Transcribe the records that follow in their entirety, omitting any pictures.

━━━━━ EXERCISE INPUT ━━━━━

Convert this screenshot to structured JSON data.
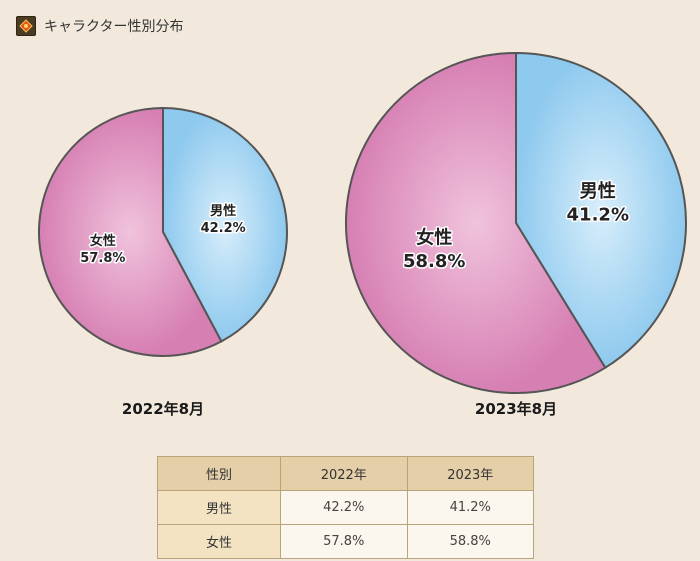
{
  "header": {
    "title": "キャラクター性別分布",
    "icon": "diamond-emblem-icon"
  },
  "chart_data": [
    {
      "type": "pie",
      "title": "2022年8月",
      "slices": [
        {
          "label": "男性",
          "value": 42.2,
          "display": "42.2%",
          "color": "#8ec9ee"
        },
        {
          "label": "女性",
          "value": 57.8,
          "display": "57.8%",
          "color": "#d67fb3"
        }
      ]
    },
    {
      "type": "pie",
      "title": "2023年8月",
      "slices": [
        {
          "label": "男性",
          "value": 41.2,
          "display": "41.2%",
          "color": "#8ec9ee"
        },
        {
          "label": "女性",
          "value": 58.8,
          "display": "58.8%",
          "color": "#d67fb3"
        }
      ]
    }
  ],
  "table": {
    "headers": [
      "性別",
      "2022年",
      "2023年"
    ],
    "rows": [
      {
        "label": "男性",
        "values": [
          "42.2%",
          "41.2%"
        ]
      },
      {
        "label": "女性",
        "values": [
          "57.8%",
          "58.8%"
        ]
      }
    ]
  }
}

━━━━━

SOLUTION:
Convert this screenshot to structured JSON data.
{
  "header": {
    "title": "キャラクター性別分布",
    "icon": "diamond-emblem-icon"
  },
  "chart_data": [
    {
      "type": "pie",
      "title": "2022年8月",
      "slices": [
        {
          "label": "男性",
          "value": 42.2,
          "display": "42.2%",
          "color": "#8ec9ee"
        },
        {
          "label": "女性",
          "value": 57.8,
          "display": "57.8%",
          "color": "#d67fb3"
        }
      ]
    },
    {
      "type": "pie",
      "title": "2023年8月",
      "slices": [
        {
          "label": "男性",
          "value": 41.2,
          "display": "41.2%",
          "color": "#8ec9ee"
        },
        {
          "label": "女性",
          "value": 58.8,
          "display": "58.8%",
          "color": "#d67fb3"
        }
      ]
    }
  ],
  "table": {
    "headers": [
      "性別",
      "2022年",
      "2023年"
    ],
    "rows": [
      {
        "label": "男性",
        "values": [
          "42.2%",
          "41.2%"
        ]
      },
      {
        "label": "女性",
        "values": [
          "57.8%",
          "58.8%"
        ]
      }
    ]
  }
}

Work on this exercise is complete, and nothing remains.